[Collected data entries]
# # #

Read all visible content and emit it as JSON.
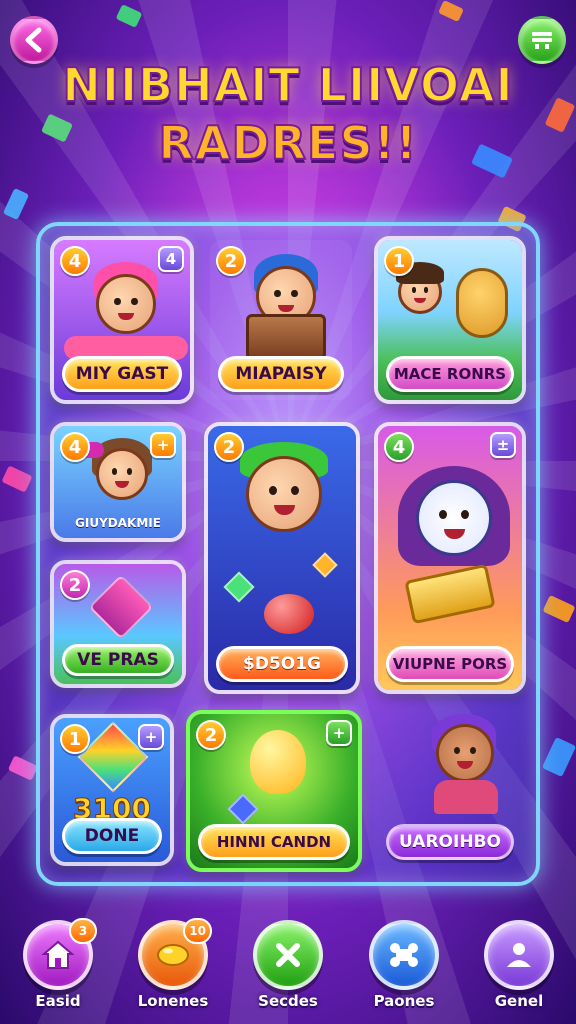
{
  "header": {
    "title_line1": "NIIBHAIT LIIVOAI",
    "title_line2": "RADRES!!"
  },
  "cards": [
    {
      "label": "MIY GAST",
      "badge_left": "4",
      "badge_right": "4"
    },
    {
      "label": "MIAPAISY",
      "badge_left": "2",
      "badge_right": ""
    },
    {
      "label": "MACE RONRS",
      "badge_left": "1",
      "badge_right": ""
    },
    {
      "label": "GIUYDAKMIE",
      "badge_left": "4",
      "badge_right": "+"
    },
    {
      "label": "$D5O1G",
      "badge_left": "2",
      "badge_right": ""
    },
    {
      "label": "VIUPNE PORS",
      "badge_left": "4",
      "badge_right": "±"
    },
    {
      "label": "VE PRAS",
      "badge_left": "2",
      "badge_right": ""
    },
    {
      "label": "DONE",
      "badge_left": "1",
      "badge_right": "+",
      "value": "3100"
    },
    {
      "label": "HINNI CANDN",
      "badge_left": "2",
      "badge_right": "+"
    },
    {
      "label": "UAROIHBO",
      "badge_left": "",
      "badge_right": ""
    }
  ],
  "nav": [
    {
      "label": "Easid",
      "badge": "3",
      "icon": "house-icon",
      "color": "#c23bd9"
    },
    {
      "label": "Lonenes",
      "badge": "10",
      "icon": "candy-icon",
      "color": "#ff7a1a"
    },
    {
      "label": "Secdes",
      "badge": "",
      "icon": "close-icon",
      "color": "#34c020"
    },
    {
      "label": "Paones",
      "badge": "",
      "icon": "bone-icon",
      "color": "#2f7ae8"
    },
    {
      "label": "Genel",
      "badge": "",
      "icon": "person-icon",
      "color": "#8f4ad9"
    }
  ]
}
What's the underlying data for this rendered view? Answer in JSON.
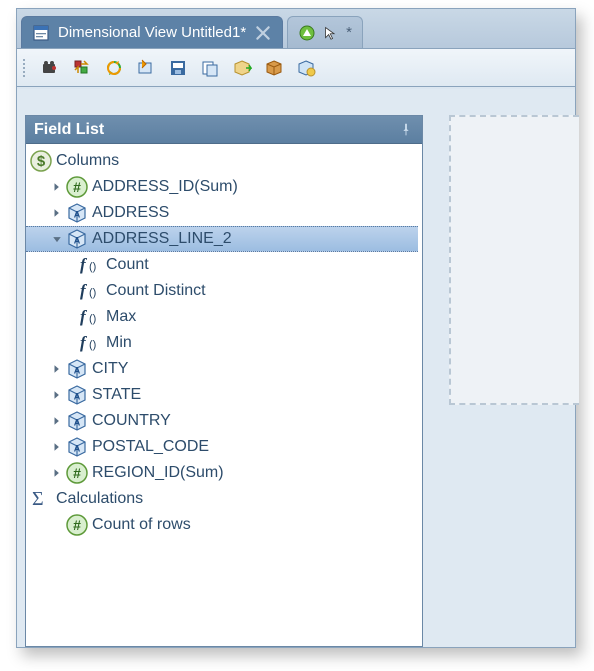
{
  "tabs": [
    {
      "label": "Dimensional View Untitled1*",
      "active": true
    },
    {
      "label": "*",
      "active": false
    }
  ],
  "panel": {
    "title": "Field List"
  },
  "tree": {
    "columns_label": "Columns",
    "calculations_label": "Calculations",
    "items": [
      {
        "label": "ADDRESS_ID(Sum)",
        "type": "hash"
      },
      {
        "label": "ADDRESS",
        "type": "cube"
      },
      {
        "label": "ADDRESS_LINE_2",
        "type": "cube",
        "expanded": true,
        "selected": true
      },
      {
        "label": "CITY",
        "type": "cube"
      },
      {
        "label": "STATE",
        "type": "cube"
      },
      {
        "label": "COUNTRY",
        "type": "cube"
      },
      {
        "label": "POSTAL_CODE",
        "type": "cube"
      },
      {
        "label": "REGION_ID(Sum)",
        "type": "hash"
      }
    ],
    "fn_children": [
      {
        "label": "Count"
      },
      {
        "label": "Count Distinct"
      },
      {
        "label": "Max"
      },
      {
        "label": "Min"
      }
    ],
    "calc_items": [
      {
        "label": "Count of rows",
        "type": "hash"
      }
    ]
  }
}
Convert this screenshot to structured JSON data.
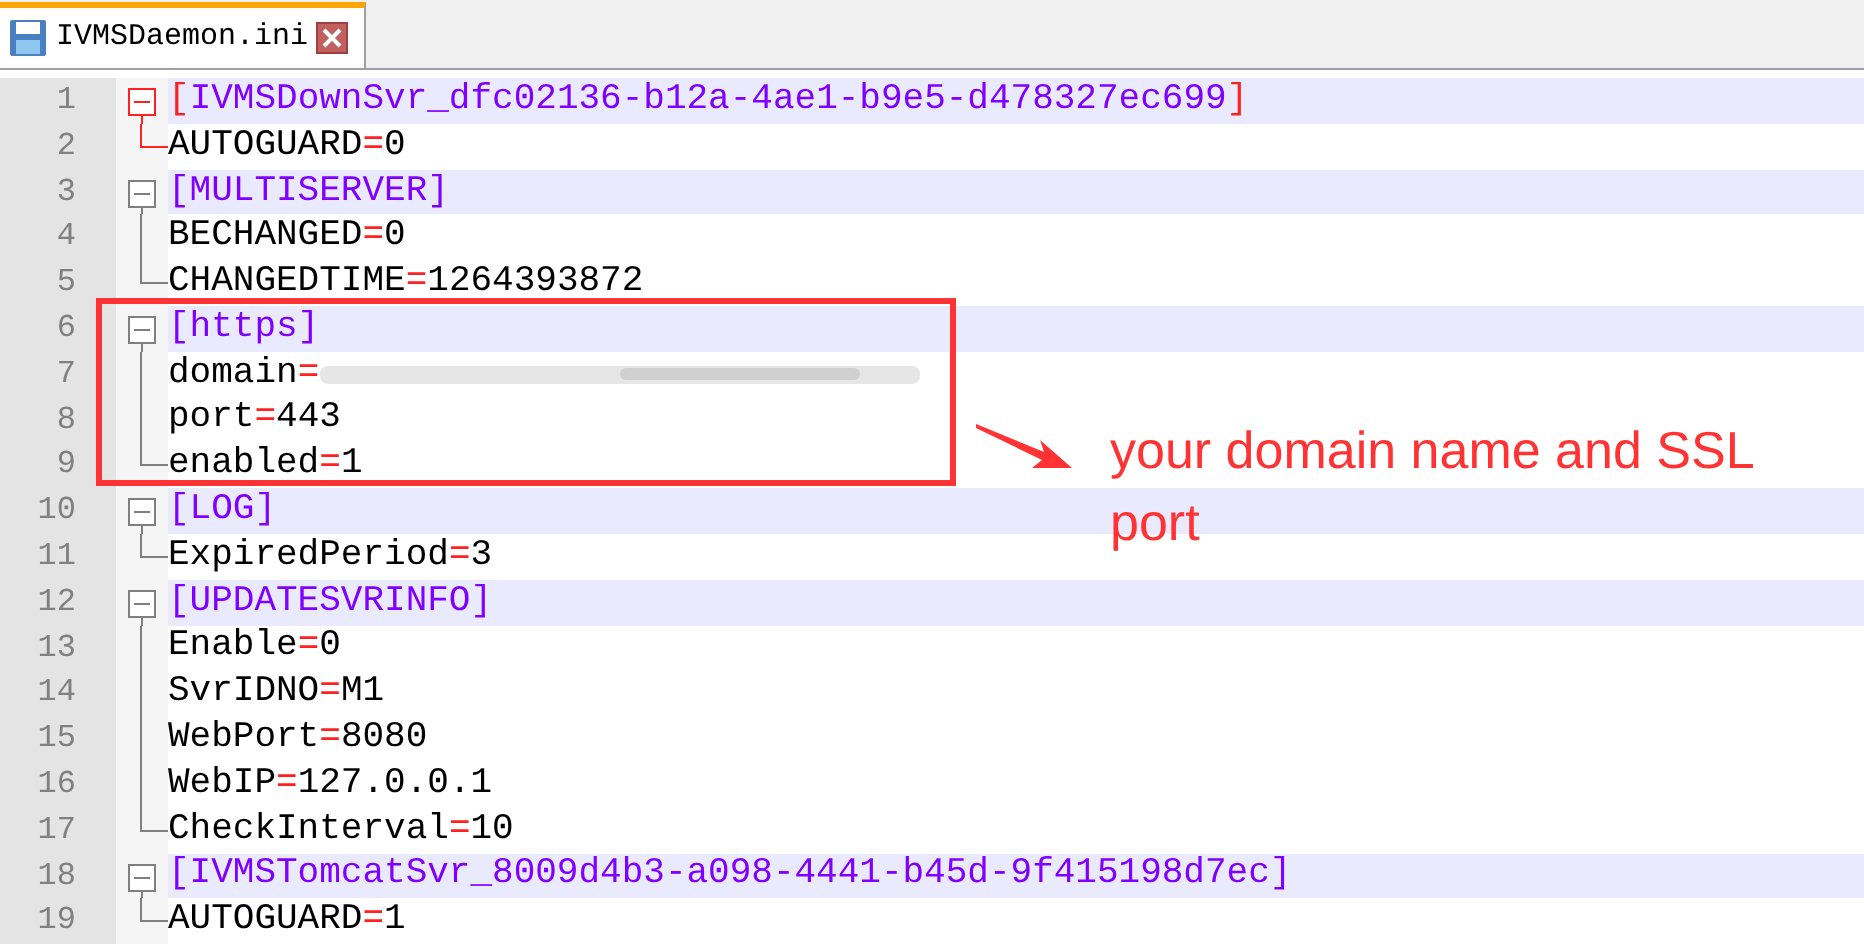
{
  "tab": {
    "title": "IVMSDaemon.ini",
    "selected": true
  },
  "sections": [
    {
      "number": "1",
      "header": "[IVMSDownSvr_dfc02136-b12a-4ae1-b9e5-d478327ec699]",
      "active": true,
      "lines": [
        {
          "number": "2",
          "key": "AUTOGUARD",
          "separator": "=",
          "value": "0"
        }
      ]
    },
    {
      "number": "3",
      "header": "[MULTISERVER]",
      "active": false,
      "lines": [
        {
          "number": "4",
          "key": "BECHANGED",
          "separator": "=",
          "value": "0"
        },
        {
          "number": "5",
          "key": "CHANGEDTIME",
          "separator": "=",
          "value": "1264393872"
        }
      ]
    },
    {
      "number": "6",
      "header": "[https]",
      "active": false,
      "lines": [
        {
          "number": "7",
          "key": "domain",
          "separator": "=",
          "redacted": true
        },
        {
          "number": "8",
          "key": "port",
          "separator": "=",
          "value": "443"
        },
        {
          "number": "9",
          "key": "enabled",
          "separator": "=",
          "value": "1"
        }
      ]
    },
    {
      "number": "10",
      "header": "[LOG]",
      "active": false,
      "lines": [
        {
          "number": "11",
          "key": "ExpiredPeriod",
          "separator": "=",
          "value": "3"
        }
      ]
    },
    {
      "number": "12",
      "header": "[UPDATESVRINFO]",
      "active": false,
      "lines": [
        {
          "number": "13",
          "key": "Enable",
          "separator": "=",
          "value": "0"
        },
        {
          "number": "14",
          "key": "SvrIDNO",
          "separator": "=",
          "value": "M1"
        },
        {
          "number": "15",
          "key": "WebPort",
          "separator": "=",
          "value": "8080"
        },
        {
          "number": "16",
          "key": "WebIP",
          "separator": "=",
          "value": "127.0.0.1"
        },
        {
          "number": "17",
          "key": "CheckInterval",
          "separator": "=",
          "value": "10"
        }
      ]
    },
    {
      "number": "18",
      "header": "[IVMSTomcatSvr_8009d4b3-a098-4441-b45d-9f415198d7ec]",
      "active": false,
      "lines": [
        {
          "number": "19",
          "key": "AUTOGUARD",
          "separator": "=",
          "value": "1"
        }
      ]
    }
  ],
  "annotation": {
    "text": "your domain name and SSL port"
  }
}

# # #

What is required: Give only the number of lines above that hold the string "this".

Task answer: 2